# WORK TO BE COMPLETED
Write out all of the rows below again, substituting "week-gridline" for each occurrence of "week-tick" and leaving everything else unchanged.

# DATA PROVIDED
....
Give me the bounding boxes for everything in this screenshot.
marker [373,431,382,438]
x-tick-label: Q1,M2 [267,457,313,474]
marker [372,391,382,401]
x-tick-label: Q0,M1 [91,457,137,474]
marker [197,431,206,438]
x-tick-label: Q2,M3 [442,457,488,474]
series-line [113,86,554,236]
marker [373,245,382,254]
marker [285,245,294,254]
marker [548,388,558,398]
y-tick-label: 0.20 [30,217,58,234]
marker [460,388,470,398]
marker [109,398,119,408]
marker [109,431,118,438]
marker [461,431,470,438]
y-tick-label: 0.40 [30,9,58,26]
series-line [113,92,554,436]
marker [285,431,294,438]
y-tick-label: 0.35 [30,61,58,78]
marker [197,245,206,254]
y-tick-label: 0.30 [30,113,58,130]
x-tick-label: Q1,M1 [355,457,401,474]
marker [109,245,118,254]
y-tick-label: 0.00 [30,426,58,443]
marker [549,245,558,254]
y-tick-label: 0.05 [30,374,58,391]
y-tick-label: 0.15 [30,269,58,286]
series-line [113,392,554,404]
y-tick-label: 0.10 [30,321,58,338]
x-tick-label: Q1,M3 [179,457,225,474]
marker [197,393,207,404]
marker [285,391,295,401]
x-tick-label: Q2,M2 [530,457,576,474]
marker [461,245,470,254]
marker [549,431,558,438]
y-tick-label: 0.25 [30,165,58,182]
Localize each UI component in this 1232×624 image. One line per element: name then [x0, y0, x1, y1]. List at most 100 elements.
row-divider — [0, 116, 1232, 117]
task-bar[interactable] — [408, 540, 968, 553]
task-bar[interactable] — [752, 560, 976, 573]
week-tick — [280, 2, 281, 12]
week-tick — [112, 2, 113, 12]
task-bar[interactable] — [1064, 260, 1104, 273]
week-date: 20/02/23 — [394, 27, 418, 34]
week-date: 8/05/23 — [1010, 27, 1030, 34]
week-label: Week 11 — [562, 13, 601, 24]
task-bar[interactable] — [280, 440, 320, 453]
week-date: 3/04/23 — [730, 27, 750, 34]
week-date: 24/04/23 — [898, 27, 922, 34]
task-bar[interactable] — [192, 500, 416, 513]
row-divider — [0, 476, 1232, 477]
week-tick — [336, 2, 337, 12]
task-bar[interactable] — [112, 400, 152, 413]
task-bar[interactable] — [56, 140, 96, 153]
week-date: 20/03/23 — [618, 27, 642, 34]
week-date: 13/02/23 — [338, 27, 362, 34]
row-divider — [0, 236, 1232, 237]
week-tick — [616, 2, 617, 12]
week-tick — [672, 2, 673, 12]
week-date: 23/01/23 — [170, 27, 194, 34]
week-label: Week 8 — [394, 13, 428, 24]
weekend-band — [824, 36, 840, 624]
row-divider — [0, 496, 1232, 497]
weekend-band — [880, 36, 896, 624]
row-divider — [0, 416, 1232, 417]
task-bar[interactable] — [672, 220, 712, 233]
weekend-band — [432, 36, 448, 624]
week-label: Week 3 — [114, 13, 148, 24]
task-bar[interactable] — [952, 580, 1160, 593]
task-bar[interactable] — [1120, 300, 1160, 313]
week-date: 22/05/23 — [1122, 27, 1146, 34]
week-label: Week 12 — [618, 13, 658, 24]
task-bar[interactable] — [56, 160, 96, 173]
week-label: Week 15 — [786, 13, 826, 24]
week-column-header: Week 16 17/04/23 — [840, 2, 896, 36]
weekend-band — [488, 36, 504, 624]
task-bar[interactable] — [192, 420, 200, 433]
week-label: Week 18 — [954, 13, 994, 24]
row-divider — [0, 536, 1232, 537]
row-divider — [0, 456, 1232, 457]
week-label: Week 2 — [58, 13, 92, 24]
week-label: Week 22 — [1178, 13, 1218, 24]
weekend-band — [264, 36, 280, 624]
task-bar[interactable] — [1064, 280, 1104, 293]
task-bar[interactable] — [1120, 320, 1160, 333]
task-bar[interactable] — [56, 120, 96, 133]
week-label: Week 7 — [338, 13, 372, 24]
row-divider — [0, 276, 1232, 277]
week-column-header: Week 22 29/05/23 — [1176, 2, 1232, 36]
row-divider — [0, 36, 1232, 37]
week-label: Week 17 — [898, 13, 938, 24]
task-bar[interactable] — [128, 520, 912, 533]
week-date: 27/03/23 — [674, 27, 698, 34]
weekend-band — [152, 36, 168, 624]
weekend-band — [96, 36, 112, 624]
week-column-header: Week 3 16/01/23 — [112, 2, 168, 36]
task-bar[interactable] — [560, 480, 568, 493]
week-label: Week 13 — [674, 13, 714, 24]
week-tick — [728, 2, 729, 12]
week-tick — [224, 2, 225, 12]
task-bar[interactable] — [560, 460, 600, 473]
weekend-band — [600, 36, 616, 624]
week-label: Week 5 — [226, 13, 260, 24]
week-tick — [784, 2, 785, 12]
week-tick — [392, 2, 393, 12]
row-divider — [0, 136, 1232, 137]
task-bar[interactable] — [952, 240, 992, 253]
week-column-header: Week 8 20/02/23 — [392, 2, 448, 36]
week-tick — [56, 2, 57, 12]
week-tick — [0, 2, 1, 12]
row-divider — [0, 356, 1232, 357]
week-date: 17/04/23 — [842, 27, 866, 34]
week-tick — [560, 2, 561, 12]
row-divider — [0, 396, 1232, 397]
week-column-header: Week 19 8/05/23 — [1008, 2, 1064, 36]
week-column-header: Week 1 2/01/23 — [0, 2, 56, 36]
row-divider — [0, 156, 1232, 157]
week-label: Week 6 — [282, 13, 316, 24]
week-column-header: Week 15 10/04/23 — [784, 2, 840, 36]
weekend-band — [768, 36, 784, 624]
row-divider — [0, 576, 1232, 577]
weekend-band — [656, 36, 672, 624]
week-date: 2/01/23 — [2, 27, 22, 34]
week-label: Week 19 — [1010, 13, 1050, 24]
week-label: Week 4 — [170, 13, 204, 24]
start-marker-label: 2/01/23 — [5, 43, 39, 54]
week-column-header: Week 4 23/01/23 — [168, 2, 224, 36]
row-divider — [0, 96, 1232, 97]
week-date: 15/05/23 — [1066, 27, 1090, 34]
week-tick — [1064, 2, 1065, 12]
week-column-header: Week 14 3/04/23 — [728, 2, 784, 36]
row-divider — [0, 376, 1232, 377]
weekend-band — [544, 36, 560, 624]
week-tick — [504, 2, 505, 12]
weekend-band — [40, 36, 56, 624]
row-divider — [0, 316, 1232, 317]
....
# SOLUTION FOR THIS EXERCISE
Give me the bounding boxes for everything in this screenshot.
marker [373,431,382,438]
x-tick-label: Q1,M2 [267,457,313,474]
marker [372,391,382,401]
x-tick-label: Q0,M1 [91,457,137,474]
marker [197,431,206,438]
x-tick-label: Q2,M3 [442,457,488,474]
series-line [113,86,554,236]
marker [373,245,382,254]
marker [285,245,294,254]
marker [548,388,558,398]
y-tick-label: 0.20 [30,217,58,234]
marker [460,388,470,398]
marker [109,398,119,408]
marker [109,431,118,438]
marker [461,431,470,438]
y-tick-label: 0.40 [30,9,58,26]
series-line [113,92,554,436]
marker [285,431,294,438]
y-tick-label: 0.35 [30,61,58,78]
marker [197,245,206,254]
y-tick-label: 0.30 [30,113,58,130]
x-tick-label: Q1,M1 [355,457,401,474]
marker [109,245,118,254]
y-tick-label: 0.00 [30,426,58,443]
marker [549,245,558,254]
y-tick-label: 0.05 [30,374,58,391]
y-tick-label: 0.15 [30,269,58,286]
series-line [113,392,554,404]
y-tick-label: 0.10 [30,321,58,338]
x-tick-label: Q1,M3 [179,457,225,474]
marker [197,393,207,404]
marker [285,391,295,401]
x-tick-label: Q2,M2 [530,457,576,474]
marker [461,245,470,254]
marker [549,431,558,438]
y-tick-label: 0.25 [30,165,58,182]
Localize each UI component in this 1232×624 image. One line per element: name then [x0, y0, x1, y1]. List at most 100 elements.
row-divider — [0, 116, 1232, 117]
task-bar[interactable] — [408, 540, 968, 553]
task-bar[interactable] — [752, 560, 976, 573]
week-gridline — [280, 2, 281, 12]
week-gridline — [112, 2, 113, 12]
task-bar[interactable] — [1064, 260, 1104, 273]
week-date: 20/02/23 — [394, 27, 418, 34]
week-date: 8/05/23 — [1010, 27, 1030, 34]
week-label: Week 11 — [562, 13, 601, 24]
task-bar[interactable] — [280, 440, 320, 453]
week-date: 3/04/23 — [730, 27, 750, 34]
week-date: 24/04/23 — [898, 27, 922, 34]
task-bar[interactable] — [192, 500, 416, 513]
row-divider — [0, 476, 1232, 477]
week-gridline — [336, 2, 337, 12]
task-bar[interactable] — [112, 400, 152, 413]
task-bar[interactable] — [56, 140, 96, 153]
week-date: 20/03/23 — [618, 27, 642, 34]
week-date: 13/02/23 — [338, 27, 362, 34]
row-divider — [0, 236, 1232, 237]
week-gridline — [616, 2, 617, 12]
week-gridline — [672, 2, 673, 12]
week-date: 23/01/23 — [170, 27, 194, 34]
week-label: Week 8 — [394, 13, 428, 24]
weekend-band — [824, 36, 840, 624]
row-divider — [0, 496, 1232, 497]
weekend-band — [880, 36, 896, 624]
row-divider — [0, 416, 1232, 417]
task-bar[interactable] — [672, 220, 712, 233]
weekend-band — [432, 36, 448, 624]
week-label: Week 3 — [114, 13, 148, 24]
task-bar[interactable] — [952, 580, 1160, 593]
task-bar[interactable] — [1120, 300, 1160, 313]
week-date: 22/05/23 — [1122, 27, 1146, 34]
week-label: Week 12 — [618, 13, 658, 24]
task-bar[interactable] — [56, 160, 96, 173]
week-label: Week 15 — [786, 13, 826, 24]
week-column-header: Week 16 17/04/23 — [840, 2, 896, 36]
weekend-band — [488, 36, 504, 624]
task-bar[interactable] — [192, 420, 200, 433]
week-label: Week 18 — [954, 13, 994, 24]
row-divider — [0, 536, 1232, 537]
row-divider — [0, 456, 1232, 457]
week-label: Week 2 — [58, 13, 92, 24]
week-label: Week 22 — [1178, 13, 1218, 24]
weekend-band — [264, 36, 280, 624]
task-bar[interactable] — [1064, 280, 1104, 293]
task-bar[interactable] — [1120, 320, 1160, 333]
task-bar[interactable] — [56, 120, 96, 133]
week-label: Week 7 — [338, 13, 372, 24]
row-divider — [0, 276, 1232, 277]
week-column-header: Week 22 29/05/23 — [1176, 2, 1232, 36]
row-divider — [0, 36, 1232, 37]
week-label: Week 17 — [898, 13, 938, 24]
task-bar[interactable] — [128, 520, 912, 533]
week-date: 27/03/23 — [674, 27, 698, 34]
weekend-band — [152, 36, 168, 624]
weekend-band — [96, 36, 112, 624]
week-column-header: Week 3 16/01/23 — [112, 2, 168, 36]
task-bar[interactable] — [560, 480, 568, 493]
week-label: Week 13 — [674, 13, 714, 24]
week-gridline — [728, 2, 729, 12]
week-gridline — [224, 2, 225, 12]
task-bar[interactable] — [560, 460, 600, 473]
weekend-band — [600, 36, 616, 624]
week-label: Week 5 — [226, 13, 260, 24]
week-gridline — [784, 2, 785, 12]
week-gridline — [392, 2, 393, 12]
row-divider — [0, 136, 1232, 137]
task-bar[interactable] — [952, 240, 992, 253]
week-column-header: Week 8 20/02/23 — [392, 2, 448, 36]
week-gridline — [56, 2, 57, 12]
week-gridline — [0, 2, 1, 12]
row-divider — [0, 356, 1232, 357]
week-date: 17/04/23 — [842, 27, 866, 34]
week-gridline — [560, 2, 561, 12]
row-divider — [0, 396, 1232, 397]
week-column-header: Week 19 8/05/23 — [1008, 2, 1064, 36]
week-column-header: Week 1 2/01/23 — [0, 2, 56, 36]
row-divider — [0, 156, 1232, 157]
week-label: Week 6 — [282, 13, 316, 24]
week-column-header: Week 15 10/04/23 — [784, 2, 840, 36]
weekend-band — [768, 36, 784, 624]
row-divider — [0, 576, 1232, 577]
weekend-band — [656, 36, 672, 624]
week-date: 2/01/23 — [2, 27, 22, 34]
week-label: Week 19 — [1010, 13, 1050, 24]
week-label: Week 4 — [170, 13, 204, 24]
start-marker-label: 2/01/23 — [5, 43, 39, 54]
week-column-header: Week 4 23/01/23 — [168, 2, 224, 36]
row-divider — [0, 96, 1232, 97]
week-date: 15/05/23 — [1066, 27, 1090, 34]
week-gridline — [1064, 2, 1065, 12]
week-column-header: Week 14 3/04/23 — [728, 2, 784, 36]
row-divider — [0, 376, 1232, 377]
weekend-band — [544, 36, 560, 624]
week-gridline — [504, 2, 505, 12]
weekend-band — [40, 36, 56, 624]
row-divider — [0, 316, 1232, 317]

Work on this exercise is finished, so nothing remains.